Selection =>
┄┄┄┄┄┄┄┄┄┄

# Running in my Accucraft 0-4-4 Forney



## Anthony Duarte (Dec 27, 2007)

Hello folks!
Just ran my forney for the very first time today. Runs really well! There's a few things that should be tightened up, but as soon as it's hot, most of the little leaks stop. Here are some pictures, and I will post a video SOON









*FRESH out of the box! *


*Inside the cab*








*Real Wood*


*Ran on 5' diameter curves quite well*




It ran very well for the first time. I put it through 5 or 6 runs, and each one got progressively better. Ended up being about 2 hours of run time total. Still need to work it in reverse some more.
Video to come very very soon. Stay tuned! 

- Anthony


----------



## altterrain (Jan 2, 2008)

Nice pics of it but THEY NEED TO BE RESIZED TO A MAXIMUM WIDTH OF 800 PIXELS! 

-Brian


----------



## Anthony Duarte (Dec 27, 2007)

┄┄┄┄┄┄┄┄┄┄

[Dataset items]
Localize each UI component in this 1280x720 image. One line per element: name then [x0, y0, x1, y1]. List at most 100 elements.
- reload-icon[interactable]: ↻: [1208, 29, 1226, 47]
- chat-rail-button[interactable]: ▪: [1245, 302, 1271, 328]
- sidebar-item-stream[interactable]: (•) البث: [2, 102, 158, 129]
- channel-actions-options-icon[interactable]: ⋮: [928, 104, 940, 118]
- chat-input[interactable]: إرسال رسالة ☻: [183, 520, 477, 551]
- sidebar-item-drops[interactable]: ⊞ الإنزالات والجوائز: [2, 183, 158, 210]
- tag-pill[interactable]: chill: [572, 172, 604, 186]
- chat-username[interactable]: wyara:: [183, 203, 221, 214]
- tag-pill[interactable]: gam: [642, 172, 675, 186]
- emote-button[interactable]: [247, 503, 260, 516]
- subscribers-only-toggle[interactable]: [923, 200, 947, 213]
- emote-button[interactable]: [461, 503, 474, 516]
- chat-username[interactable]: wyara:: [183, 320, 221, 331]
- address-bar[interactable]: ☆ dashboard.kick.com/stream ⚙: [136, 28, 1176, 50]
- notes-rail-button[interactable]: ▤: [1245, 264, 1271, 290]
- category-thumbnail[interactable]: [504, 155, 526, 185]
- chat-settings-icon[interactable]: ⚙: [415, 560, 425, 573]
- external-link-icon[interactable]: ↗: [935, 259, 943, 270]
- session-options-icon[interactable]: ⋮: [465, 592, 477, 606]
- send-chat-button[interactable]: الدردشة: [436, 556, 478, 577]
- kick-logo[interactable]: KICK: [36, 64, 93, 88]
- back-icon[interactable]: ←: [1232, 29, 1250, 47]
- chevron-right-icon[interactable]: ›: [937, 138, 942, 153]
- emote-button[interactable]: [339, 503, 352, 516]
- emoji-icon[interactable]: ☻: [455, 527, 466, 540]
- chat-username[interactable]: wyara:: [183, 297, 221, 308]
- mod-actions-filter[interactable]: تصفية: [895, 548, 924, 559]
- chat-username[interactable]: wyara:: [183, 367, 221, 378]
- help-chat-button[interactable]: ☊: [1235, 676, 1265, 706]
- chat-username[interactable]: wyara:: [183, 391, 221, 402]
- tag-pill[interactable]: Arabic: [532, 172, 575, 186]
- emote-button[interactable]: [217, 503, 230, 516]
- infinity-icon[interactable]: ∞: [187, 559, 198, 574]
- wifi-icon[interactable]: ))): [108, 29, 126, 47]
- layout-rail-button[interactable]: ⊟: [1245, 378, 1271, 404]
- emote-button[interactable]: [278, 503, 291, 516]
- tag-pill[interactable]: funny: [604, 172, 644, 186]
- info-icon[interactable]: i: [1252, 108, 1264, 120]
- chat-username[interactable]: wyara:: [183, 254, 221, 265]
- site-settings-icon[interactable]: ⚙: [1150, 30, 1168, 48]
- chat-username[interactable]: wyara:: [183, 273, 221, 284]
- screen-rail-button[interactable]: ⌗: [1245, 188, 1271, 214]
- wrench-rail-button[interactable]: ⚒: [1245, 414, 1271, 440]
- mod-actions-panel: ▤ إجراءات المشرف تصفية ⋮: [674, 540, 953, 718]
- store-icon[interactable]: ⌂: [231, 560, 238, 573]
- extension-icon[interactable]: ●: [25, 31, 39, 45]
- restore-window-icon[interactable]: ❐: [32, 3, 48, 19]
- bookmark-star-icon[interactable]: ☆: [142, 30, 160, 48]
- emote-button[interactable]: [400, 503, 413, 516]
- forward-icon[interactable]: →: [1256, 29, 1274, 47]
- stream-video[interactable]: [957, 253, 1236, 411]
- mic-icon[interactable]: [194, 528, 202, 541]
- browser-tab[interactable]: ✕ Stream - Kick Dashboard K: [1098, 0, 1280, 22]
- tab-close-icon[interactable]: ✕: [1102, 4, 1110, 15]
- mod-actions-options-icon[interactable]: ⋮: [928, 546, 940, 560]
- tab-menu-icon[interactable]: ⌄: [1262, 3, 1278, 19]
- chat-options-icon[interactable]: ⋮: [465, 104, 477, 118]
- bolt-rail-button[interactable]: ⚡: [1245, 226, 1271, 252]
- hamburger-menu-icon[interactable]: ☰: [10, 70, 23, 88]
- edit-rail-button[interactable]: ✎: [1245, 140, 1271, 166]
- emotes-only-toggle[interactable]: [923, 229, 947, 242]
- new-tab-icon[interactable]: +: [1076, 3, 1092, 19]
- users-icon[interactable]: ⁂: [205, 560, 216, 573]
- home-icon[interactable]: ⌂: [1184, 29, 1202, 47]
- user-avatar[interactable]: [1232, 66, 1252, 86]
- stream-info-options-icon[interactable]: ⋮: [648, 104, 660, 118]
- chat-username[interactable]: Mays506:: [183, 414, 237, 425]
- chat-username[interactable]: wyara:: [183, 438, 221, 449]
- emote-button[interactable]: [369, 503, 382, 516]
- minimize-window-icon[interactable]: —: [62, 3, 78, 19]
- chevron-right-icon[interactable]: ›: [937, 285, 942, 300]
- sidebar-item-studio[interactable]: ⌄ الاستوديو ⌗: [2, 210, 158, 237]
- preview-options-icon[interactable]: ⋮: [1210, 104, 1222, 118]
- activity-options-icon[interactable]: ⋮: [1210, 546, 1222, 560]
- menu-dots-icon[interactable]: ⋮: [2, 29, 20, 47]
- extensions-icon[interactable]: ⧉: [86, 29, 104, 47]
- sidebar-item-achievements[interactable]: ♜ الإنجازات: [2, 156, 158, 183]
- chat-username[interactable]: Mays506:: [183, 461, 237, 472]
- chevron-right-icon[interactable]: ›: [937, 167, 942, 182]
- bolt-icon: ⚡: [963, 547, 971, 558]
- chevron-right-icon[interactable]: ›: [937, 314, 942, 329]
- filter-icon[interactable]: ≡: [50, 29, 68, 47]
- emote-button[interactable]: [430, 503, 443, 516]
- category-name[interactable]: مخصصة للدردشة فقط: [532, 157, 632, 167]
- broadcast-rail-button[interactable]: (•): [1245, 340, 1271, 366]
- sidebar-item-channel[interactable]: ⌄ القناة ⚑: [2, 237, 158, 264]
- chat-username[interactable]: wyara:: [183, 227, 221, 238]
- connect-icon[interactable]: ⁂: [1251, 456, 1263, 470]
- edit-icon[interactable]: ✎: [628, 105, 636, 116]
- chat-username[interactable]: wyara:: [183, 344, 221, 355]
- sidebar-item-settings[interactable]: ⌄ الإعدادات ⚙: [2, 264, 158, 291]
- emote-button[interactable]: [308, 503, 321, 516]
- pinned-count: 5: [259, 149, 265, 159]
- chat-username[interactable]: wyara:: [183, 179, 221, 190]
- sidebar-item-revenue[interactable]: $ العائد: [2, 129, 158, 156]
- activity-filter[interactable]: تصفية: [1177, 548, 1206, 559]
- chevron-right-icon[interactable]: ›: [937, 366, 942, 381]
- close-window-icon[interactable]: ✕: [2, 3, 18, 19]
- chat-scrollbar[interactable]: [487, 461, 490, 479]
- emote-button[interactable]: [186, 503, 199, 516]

┄┄┄┄┄┄┄┄┄┄

Aim => Pull the passage from the Forney break-in thread, starting at "It ran very" and ending at "OF 800 PIXELS!".

Result =>
It ran very well for the first time. I put it through 5 or 6 runs, and each one got progressively better. Ended up being about 2 hours of run time total. Still need to work it in reverse some more.
Video to come very very soon. Stay tuned! 

- Anthony


----------



## altterrain (Jan 2, 2008)

Nice pics of it but THEY NEED TO BE RESIZED TO A MAXIMUM WIDTH OF 800 PIXELS!